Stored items
----

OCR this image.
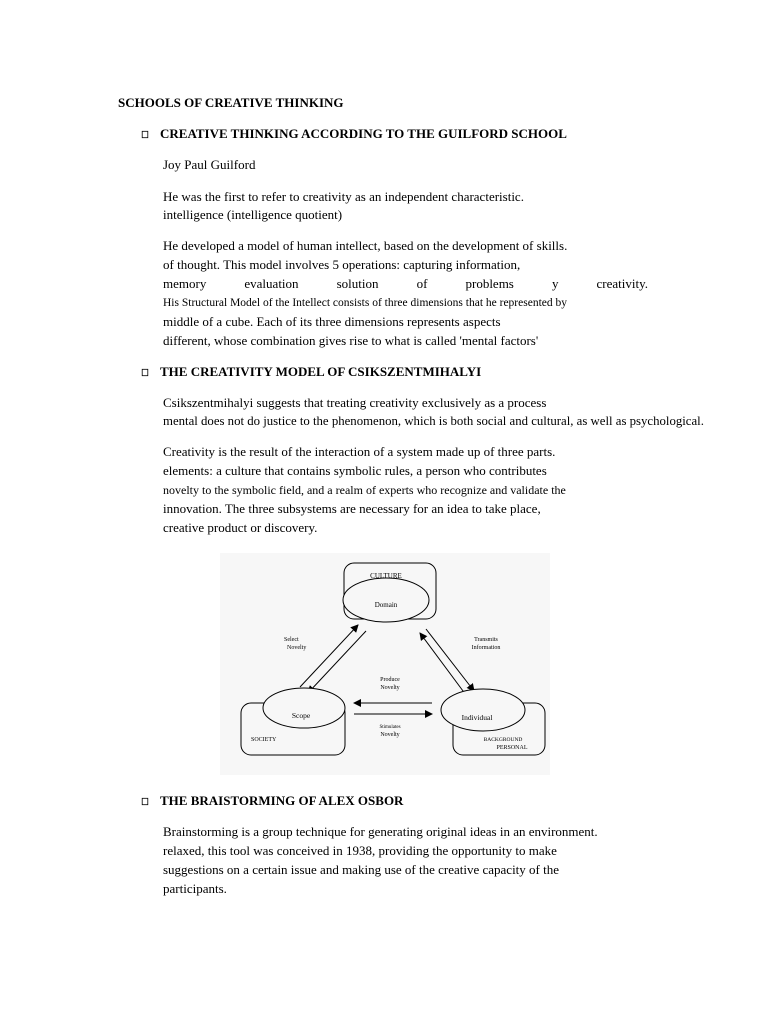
SCHOOLS OF CREATIVE THINKING
CREATIVE THINKING ACCORDING TO THE GUILFORD SCHOOL
Joy Paul Guilford
He was the first to refer to creativity as an independent characteristic.
intelligence (intelligence quotient)
He developed a model of human intellect, based on the development of skills.
of thought. This model involves 5 operations: capturing information,
memory	evaluation	solution	of	problems	y	creativity.
His Structural Model of the Intellect consists of three dimensions that he represented by
middle of a cube. Each of its three dimensions represents aspects
different, whose combination gives rise to what is called 'mental factors'
THE CREATIVITY MODEL OF CSIKSZENTMIHALYI
Csikszentmihalyi suggests that treating creativity exclusively as a process
mental does not do justice to the phenomenon, which is both social and cultural, as well as psychological.
Creativity is the result of the interaction of a system made up of three parts.
elements: a culture that contains symbolic rules, a person who contributes
novelty to the symbolic field, and a realm of experts who recognize and validate the
innovation. The three subsystems are necessary for an idea to take place,
creative product or discovery.
CULTURE
Domain
Select
Novelty
Transmits
Information
Produce
Novelty
Stimulates
Novelty
Scope
SOCIETY
Individual
BACKGROUND
PERSONAL
THE BRAISTORMING OF ALEX OSBOR
Brainstorming is a group technique for generating original ideas in an environment.
relaxed, this tool was conceived in 1938, providing the opportunity to make
suggestions on a certain issue and making use of the creative capacity of the
participants.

----

- **Problem to solve**: Copy out every line of the material above that mentions the word "dimensions".

- **Result for this exercise**:
His Structural Model of the Intellect consists of three dimensions that he represented by
middle of a cube. Each of its three dimensions represents aspects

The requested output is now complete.